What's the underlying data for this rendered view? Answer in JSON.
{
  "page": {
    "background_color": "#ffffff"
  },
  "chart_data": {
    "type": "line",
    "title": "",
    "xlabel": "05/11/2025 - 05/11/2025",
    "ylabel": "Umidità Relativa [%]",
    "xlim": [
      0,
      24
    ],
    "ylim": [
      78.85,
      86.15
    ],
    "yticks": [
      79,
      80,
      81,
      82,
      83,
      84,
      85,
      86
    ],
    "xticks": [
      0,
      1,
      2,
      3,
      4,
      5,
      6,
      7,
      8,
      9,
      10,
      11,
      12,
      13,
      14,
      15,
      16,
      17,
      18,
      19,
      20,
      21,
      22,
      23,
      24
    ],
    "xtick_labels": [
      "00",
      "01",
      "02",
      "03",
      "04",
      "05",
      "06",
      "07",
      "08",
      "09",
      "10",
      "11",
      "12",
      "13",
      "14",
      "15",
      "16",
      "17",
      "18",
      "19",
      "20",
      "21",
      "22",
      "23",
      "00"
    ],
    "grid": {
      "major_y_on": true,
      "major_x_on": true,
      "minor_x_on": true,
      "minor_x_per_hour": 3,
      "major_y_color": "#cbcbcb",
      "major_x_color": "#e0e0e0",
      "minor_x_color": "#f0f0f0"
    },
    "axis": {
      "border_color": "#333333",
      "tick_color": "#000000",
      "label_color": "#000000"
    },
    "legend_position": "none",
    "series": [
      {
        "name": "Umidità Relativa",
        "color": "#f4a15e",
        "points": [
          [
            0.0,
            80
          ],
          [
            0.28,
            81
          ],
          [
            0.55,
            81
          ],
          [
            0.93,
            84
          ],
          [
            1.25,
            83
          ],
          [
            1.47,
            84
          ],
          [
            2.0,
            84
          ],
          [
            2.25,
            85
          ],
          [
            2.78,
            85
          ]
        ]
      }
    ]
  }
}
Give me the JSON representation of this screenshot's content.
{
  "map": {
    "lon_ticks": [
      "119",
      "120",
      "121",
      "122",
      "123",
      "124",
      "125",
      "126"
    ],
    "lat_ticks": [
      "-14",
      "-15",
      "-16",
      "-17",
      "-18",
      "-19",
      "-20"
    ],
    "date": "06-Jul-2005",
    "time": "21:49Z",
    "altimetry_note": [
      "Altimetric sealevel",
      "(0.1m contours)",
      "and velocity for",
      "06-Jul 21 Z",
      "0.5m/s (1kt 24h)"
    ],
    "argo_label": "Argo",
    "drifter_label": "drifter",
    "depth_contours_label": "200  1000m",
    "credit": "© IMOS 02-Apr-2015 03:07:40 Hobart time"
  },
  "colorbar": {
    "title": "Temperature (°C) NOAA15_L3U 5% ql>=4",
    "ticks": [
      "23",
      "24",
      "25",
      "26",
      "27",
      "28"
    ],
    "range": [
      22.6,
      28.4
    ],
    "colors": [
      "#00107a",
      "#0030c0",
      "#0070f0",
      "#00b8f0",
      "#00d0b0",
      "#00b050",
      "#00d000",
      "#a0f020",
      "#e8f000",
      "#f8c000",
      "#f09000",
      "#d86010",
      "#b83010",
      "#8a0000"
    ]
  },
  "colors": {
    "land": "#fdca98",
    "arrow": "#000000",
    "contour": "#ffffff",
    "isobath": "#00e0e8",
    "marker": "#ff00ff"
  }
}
^^^^^^^^
TASK TO COMPLETE. Nothing in the listing may be changed; retype it all exactly.

RESULT OF THE TASK.
What's the underlying data for this rendered view? Answer in JSON.
{
  "page": {
    "background_color": "#ffffff"
  },
  "chart_data": {
    "type": "line",
    "title": "",
    "xlabel": "05/11/2025 - 05/11/2025",
    "ylabel": "Umidità Relativa [%]",
    "xlim": [
      0,
      24
    ],
    "ylim": [
      78.85,
      86.15
    ],
    "yticks": [
      79,
      80,
      81,
      82,
      83,
      84,
      85,
      86
    ],
    "xticks": [
      0,
      1,
      2,
      3,
      4,
      5,
      6,
      7,
      8,
      9,
      10,
      11,
      12,
      13,
      14,
      15,
      16,
      17,
      18,
      19,
      20,
      21,
      22,
      23,
      24
    ],
    "xtick_labels": [
      "00",
      "01",
      "02",
      "03",
      "04",
      "05",
      "06",
      "07",
      "08",
      "09",
      "10",
      "11",
      "12",
      "13",
      "14",
      "15",
      "16",
      "17",
      "18",
      "19",
      "20",
      "21",
      "22",
      "23",
      "00"
    ],
    "grid": {
      "major_y_on": true,
      "major_x_on": true,
      "minor_x_on": true,
      "minor_x_per_hour": 3,
      "major_y_color": "#cbcbcb",
      "major_x_color": "#e0e0e0",
      "minor_x_color": "#f0f0f0"
    },
    "axis": {
      "border_color": "#333333",
      "tick_color": "#000000",
      "label_color": "#000000"
    },
    "legend_position": "none",
    "series": [
      {
        "name": "Umidità Relativa",
        "color": "#f4a15e",
        "points": [
          [
            0.0,
            80
          ],
          [
            0.28,
            81
          ],
          [
            0.55,
            81
          ],
          [
            0.93,
            84
          ],
          [
            1.25,
            83
          ],
          [
            1.47,
            84
          ],
          [
            2.0,
            84
          ],
          [
            2.25,
            85
          ],
          [
            2.78,
            85
          ]
        ]
      }
    ]
  }
}
Give me the JSON representation of this screenshot's content.
{
  "map": {
    "lon_ticks": [
      "119",
      "120",
      "121",
      "122",
      "123",
      "124",
      "125",
      "126"
    ],
    "lat_ticks": [
      "-14",
      "-15",
      "-16",
      "-17",
      "-18",
      "-19",
      "-20"
    ],
    "date": "06-Jul-2005",
    "time": "21:49Z",
    "altimetry_note": [
      "Altimetric sealevel",
      "(0.1m contours)",
      "and velocity for",
      "06-Jul 21 Z",
      "0.5m/s (1kt 24h)"
    ],
    "argo_label": "Argo",
    "drifter_label": "drifter",
    "depth_contours_label": "200  1000m",
    "credit": "© IMOS 02-Apr-2015 03:07:40 Hobart time"
  },
  "colorbar": {
    "title": "Temperature (°C) NOAA15_L3U 5% ql>=4",
    "ticks": [
      "23",
      "24",
      "25",
      "26",
      "27",
      "28"
    ],
    "range": [
      22.6,
      28.4
    ],
    "colors": [
      "#00107a",
      "#0030c0",
      "#0070f0",
      "#00b8f0",
      "#00d0b0",
      "#00b050",
      "#00d000",
      "#a0f020",
      "#e8f000",
      "#f8c000",
      "#f09000",
      "#d86010",
      "#b83010",
      "#8a0000"
    ]
  },
  "colors": {
    "land": "#fdca98",
    "arrow": "#000000",
    "contour": "#ffffff",
    "isobath": "#00e0e8",
    "marker": "#ff00ff"
  }
}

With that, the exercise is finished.